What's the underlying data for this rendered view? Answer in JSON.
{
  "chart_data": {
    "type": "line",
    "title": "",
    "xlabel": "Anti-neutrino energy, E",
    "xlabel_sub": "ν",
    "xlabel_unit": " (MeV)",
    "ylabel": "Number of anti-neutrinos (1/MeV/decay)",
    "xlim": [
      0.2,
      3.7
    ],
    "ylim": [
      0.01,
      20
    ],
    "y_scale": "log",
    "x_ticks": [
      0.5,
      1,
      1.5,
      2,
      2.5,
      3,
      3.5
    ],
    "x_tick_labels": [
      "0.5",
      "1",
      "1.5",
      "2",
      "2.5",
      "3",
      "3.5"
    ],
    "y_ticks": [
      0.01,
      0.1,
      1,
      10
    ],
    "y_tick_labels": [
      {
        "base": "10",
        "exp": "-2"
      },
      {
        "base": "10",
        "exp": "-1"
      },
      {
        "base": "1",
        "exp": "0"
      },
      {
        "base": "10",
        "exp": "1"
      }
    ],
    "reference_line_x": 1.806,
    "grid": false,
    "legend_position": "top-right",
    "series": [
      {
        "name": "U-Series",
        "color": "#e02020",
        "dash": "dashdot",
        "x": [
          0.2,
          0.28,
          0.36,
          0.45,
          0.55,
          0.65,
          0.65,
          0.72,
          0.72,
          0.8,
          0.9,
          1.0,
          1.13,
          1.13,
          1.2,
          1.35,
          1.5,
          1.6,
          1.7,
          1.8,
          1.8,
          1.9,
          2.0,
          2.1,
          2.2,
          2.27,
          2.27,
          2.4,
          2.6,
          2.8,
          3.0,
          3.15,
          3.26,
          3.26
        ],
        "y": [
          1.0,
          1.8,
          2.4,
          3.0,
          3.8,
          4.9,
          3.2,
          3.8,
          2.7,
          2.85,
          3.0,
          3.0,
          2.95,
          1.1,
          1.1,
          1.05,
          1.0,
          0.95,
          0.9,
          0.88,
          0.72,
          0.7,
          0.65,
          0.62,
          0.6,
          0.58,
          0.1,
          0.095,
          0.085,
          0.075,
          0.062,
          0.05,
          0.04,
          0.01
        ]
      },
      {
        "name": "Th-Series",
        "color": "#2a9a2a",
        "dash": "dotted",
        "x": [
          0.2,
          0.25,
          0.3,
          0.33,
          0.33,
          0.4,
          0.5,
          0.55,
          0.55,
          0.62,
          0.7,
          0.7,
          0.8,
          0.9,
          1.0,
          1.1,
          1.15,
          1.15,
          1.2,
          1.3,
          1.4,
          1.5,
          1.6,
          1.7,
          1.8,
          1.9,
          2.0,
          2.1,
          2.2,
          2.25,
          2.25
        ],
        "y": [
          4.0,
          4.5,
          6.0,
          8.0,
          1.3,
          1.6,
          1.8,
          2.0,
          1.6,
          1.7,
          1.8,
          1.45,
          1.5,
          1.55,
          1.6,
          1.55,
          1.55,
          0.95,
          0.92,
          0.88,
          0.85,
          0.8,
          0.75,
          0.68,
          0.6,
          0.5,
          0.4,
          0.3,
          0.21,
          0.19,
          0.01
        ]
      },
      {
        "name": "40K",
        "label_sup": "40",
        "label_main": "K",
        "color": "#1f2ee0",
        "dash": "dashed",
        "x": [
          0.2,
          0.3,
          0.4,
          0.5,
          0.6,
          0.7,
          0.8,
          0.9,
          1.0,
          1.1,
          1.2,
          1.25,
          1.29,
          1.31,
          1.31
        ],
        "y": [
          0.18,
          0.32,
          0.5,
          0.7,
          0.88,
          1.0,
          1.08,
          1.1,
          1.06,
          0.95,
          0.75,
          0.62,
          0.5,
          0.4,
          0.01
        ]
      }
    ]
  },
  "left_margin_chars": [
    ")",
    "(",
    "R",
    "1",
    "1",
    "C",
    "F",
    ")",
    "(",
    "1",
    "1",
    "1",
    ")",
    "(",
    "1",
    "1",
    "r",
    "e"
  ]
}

== PROBLEM DESCRIPTION ==
Each line that holds the word "color" is to be copied.

== OUTPUT FOR THIS TASK ==
        "color": "#e02020",
        "color": "#2a9a2a",
        "color": "#1f2ee0",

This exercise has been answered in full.